# Entries start
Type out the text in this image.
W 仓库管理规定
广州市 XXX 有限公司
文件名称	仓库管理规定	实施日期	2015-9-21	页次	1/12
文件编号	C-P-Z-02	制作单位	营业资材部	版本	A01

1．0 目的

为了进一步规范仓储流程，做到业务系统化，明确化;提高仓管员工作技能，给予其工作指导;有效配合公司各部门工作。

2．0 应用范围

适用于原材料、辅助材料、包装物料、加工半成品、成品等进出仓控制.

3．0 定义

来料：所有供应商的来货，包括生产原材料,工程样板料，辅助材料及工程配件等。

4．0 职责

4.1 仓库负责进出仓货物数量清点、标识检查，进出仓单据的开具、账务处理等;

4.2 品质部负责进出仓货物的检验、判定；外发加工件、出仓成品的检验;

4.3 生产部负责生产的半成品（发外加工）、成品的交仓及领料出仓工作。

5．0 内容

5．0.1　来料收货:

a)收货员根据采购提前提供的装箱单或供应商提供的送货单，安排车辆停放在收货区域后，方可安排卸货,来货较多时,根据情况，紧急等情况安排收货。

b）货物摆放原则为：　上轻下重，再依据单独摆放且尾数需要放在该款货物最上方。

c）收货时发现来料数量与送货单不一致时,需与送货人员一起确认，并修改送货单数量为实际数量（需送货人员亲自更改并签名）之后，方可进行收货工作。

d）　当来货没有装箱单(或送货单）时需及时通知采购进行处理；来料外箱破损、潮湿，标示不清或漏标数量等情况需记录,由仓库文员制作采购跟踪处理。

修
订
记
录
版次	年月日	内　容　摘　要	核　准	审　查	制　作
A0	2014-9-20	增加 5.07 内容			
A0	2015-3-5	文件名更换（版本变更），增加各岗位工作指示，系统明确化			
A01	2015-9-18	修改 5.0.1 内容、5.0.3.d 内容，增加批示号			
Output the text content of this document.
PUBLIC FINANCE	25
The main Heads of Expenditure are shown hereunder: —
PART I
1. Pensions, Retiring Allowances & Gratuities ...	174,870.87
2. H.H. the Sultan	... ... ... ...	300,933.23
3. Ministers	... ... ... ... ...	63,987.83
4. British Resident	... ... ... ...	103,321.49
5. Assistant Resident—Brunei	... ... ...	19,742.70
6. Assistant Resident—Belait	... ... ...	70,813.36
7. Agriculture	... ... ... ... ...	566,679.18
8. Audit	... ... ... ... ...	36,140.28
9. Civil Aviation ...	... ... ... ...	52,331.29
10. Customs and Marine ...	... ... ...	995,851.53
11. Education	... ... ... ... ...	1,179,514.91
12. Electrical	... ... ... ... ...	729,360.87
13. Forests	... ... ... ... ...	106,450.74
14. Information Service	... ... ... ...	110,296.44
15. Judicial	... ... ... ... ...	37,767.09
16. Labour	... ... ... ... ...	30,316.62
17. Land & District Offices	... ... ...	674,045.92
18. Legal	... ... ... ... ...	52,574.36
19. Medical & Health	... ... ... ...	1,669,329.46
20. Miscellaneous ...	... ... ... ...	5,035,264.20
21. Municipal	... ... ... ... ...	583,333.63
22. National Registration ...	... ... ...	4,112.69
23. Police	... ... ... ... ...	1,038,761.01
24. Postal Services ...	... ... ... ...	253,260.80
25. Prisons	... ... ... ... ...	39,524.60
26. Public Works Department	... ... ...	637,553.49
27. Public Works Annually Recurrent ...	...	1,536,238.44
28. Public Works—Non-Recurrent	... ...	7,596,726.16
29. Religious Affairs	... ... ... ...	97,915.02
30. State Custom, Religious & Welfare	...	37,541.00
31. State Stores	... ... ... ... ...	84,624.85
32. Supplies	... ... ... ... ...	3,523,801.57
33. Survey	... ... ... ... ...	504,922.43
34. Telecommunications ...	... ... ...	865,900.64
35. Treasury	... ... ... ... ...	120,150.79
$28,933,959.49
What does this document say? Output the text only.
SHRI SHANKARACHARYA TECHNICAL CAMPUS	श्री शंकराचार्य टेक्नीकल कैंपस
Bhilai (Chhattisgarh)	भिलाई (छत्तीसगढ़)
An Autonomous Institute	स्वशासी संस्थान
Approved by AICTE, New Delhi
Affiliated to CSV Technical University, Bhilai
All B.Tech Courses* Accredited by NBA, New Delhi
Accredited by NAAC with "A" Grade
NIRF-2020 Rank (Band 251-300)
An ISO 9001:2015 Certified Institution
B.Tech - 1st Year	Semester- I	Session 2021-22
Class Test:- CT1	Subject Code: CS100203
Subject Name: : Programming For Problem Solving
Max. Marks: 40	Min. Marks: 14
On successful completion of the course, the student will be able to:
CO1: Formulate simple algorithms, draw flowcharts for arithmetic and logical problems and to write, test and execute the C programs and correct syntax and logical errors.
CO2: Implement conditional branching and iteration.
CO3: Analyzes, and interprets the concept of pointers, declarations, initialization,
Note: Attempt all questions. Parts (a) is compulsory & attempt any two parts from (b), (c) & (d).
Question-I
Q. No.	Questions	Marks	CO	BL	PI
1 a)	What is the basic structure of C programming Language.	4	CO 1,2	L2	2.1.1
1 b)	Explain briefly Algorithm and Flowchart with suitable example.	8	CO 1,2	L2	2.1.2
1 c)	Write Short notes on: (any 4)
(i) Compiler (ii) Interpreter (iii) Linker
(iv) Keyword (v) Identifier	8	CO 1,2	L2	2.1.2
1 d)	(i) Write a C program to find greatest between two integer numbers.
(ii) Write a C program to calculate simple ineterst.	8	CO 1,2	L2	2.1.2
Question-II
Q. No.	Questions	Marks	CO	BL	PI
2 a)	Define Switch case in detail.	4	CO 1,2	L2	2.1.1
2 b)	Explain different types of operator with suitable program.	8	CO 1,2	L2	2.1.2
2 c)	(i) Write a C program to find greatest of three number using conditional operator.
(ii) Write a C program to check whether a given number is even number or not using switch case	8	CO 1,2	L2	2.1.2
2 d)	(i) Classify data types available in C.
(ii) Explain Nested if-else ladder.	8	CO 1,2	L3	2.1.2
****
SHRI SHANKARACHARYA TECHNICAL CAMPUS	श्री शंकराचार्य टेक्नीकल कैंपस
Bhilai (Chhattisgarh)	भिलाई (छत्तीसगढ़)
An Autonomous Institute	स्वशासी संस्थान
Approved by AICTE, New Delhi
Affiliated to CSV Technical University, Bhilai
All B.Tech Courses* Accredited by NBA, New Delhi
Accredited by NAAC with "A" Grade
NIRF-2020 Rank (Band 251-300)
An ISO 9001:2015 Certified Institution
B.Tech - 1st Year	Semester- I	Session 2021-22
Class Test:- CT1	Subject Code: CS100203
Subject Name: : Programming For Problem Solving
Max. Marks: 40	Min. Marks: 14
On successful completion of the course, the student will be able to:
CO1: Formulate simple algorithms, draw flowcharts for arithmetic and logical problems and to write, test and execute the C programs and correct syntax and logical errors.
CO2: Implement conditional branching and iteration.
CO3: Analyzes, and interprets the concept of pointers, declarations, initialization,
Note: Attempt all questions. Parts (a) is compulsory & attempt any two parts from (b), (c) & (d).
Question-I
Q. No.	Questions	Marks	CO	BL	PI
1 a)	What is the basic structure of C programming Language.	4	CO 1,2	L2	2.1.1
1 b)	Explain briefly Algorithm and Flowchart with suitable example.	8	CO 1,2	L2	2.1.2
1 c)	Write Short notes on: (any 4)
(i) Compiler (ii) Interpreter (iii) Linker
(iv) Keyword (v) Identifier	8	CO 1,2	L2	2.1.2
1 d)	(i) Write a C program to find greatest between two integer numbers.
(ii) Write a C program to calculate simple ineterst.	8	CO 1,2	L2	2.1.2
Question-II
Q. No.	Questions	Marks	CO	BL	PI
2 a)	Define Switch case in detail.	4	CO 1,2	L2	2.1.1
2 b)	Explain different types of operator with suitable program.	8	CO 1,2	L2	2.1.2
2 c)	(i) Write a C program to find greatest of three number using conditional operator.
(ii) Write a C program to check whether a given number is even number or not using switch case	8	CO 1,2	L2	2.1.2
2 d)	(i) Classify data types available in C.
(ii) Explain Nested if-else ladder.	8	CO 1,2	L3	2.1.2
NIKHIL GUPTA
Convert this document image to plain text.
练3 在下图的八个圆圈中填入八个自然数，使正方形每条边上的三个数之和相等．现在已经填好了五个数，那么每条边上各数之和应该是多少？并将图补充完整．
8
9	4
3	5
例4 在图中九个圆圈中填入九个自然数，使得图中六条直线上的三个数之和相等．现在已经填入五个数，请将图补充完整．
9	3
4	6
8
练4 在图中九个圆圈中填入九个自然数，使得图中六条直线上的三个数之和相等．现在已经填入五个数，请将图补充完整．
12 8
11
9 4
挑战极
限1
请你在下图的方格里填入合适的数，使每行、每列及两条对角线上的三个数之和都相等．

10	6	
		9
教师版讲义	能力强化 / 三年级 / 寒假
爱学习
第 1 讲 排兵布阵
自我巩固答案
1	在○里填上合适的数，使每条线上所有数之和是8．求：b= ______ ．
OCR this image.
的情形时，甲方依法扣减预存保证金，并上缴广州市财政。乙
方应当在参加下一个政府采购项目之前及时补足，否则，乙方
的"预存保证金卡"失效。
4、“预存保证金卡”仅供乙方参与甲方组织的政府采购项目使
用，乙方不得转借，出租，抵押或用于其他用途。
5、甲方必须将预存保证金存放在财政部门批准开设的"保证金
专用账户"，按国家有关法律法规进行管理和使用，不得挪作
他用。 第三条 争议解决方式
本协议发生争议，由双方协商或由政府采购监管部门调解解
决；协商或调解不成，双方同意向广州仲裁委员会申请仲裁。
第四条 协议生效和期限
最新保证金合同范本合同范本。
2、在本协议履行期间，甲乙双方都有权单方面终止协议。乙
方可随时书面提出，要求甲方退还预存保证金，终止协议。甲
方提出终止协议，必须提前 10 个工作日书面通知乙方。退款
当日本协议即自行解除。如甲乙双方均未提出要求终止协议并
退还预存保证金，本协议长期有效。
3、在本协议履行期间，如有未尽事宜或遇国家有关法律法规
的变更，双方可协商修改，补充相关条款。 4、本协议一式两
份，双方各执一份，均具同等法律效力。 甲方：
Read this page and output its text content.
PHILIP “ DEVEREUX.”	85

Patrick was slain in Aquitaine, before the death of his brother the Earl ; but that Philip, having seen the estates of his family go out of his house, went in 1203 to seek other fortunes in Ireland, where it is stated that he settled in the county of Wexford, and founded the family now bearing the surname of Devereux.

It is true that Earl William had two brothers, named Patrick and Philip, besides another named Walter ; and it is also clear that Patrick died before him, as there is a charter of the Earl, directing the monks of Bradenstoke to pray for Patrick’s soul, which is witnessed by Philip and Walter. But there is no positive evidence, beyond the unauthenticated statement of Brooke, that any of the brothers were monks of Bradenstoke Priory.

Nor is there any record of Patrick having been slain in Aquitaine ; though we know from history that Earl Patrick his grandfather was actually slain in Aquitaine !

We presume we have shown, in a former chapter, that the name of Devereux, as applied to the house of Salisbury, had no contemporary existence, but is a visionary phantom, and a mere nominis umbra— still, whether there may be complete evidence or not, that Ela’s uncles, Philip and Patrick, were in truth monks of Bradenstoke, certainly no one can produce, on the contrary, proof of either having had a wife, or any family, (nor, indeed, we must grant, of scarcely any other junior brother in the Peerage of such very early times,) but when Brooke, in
# Entries end
Problem description:
Copy every line in the entries above that has the string "content" in it.

Expected answer:
Output the text content of this document.
Read this page and output its text content.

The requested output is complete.